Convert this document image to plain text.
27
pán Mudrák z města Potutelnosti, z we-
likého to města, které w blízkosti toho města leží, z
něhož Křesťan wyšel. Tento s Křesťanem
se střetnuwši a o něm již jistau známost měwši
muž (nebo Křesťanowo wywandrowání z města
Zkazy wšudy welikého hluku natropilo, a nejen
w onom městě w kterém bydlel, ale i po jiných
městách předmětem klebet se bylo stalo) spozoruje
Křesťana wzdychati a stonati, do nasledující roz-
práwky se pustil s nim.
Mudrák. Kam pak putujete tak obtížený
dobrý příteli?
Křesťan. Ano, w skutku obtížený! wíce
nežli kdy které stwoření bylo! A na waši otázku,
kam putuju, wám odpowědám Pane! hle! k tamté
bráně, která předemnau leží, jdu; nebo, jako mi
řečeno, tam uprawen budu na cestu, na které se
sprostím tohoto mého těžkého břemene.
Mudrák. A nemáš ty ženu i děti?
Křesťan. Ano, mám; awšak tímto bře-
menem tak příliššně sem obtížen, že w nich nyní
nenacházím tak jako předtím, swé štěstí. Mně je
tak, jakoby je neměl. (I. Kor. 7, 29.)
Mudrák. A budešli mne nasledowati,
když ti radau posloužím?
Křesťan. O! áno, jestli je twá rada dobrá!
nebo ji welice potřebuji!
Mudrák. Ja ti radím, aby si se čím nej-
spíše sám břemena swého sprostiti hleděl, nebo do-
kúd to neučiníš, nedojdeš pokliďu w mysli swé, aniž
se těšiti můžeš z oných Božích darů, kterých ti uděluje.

※ ※ ※

**Task details**. The listing above must be transcribed exactly, line by line.

**Task solution**.
Convert this document image to plain text.
27
pán Mudrák z města Potutelnosti, z we-
likého to města, které w blízkosti toho města leží, z
něhož Křesťan wyšel. Tento s Křesťanem
se střetnuwši a o něm již jistau známost měwši
muž (nebo Křesťanowo wywandrowání z města
Zkazy wšudy welikého hluku natropilo, a nejen
w onom městě w kterém bydlel, ale i po jiných
městách předmětem klebet se bylo stalo) spozoruje
Křesťana wzdychati a stonati, do nasledující roz-
práwky se pustil s nim.
Mudrák. Kam pak putujete tak obtížený
dobrý příteli?
Křesťan. Ano, w skutku obtížený! wíce
nežli kdy které stwoření bylo! A na waši otázku,
kam putuju, wám odpowědám Pane! hle! k tamté
bráně, která předemnau leží, jdu; nebo, jako mi
řečeno, tam uprawen budu na cestu, na které se
sprostím tohoto mého těžkého břemene.
Mudrák. A nemáš ty ženu i děti?
Křesťan. Ano, mám; awšak tímto bře-
menem tak příliššně sem obtížen, že w nich nyní
nenacházím tak jako předtím, swé štěstí. Mně je
tak, jakoby je neměl. (I. Kor. 7, 29.)
Mudrák. A budešli mne nasledowati,
když ti radau posloužím?
Křesťan. O! áno, jestli je twá rada dobrá!
nebo ji welice potřebuji!
Mudrák. Ja ti radím, aby si se čím nej-
spíše sám břemena swého sprostiti hleděl, nebo do-
kúd to neučiníš, nedojdeš pokliďu w mysli swé, aniž
se těšiti můžeš z oných Božích darů, kterých ti uděluje.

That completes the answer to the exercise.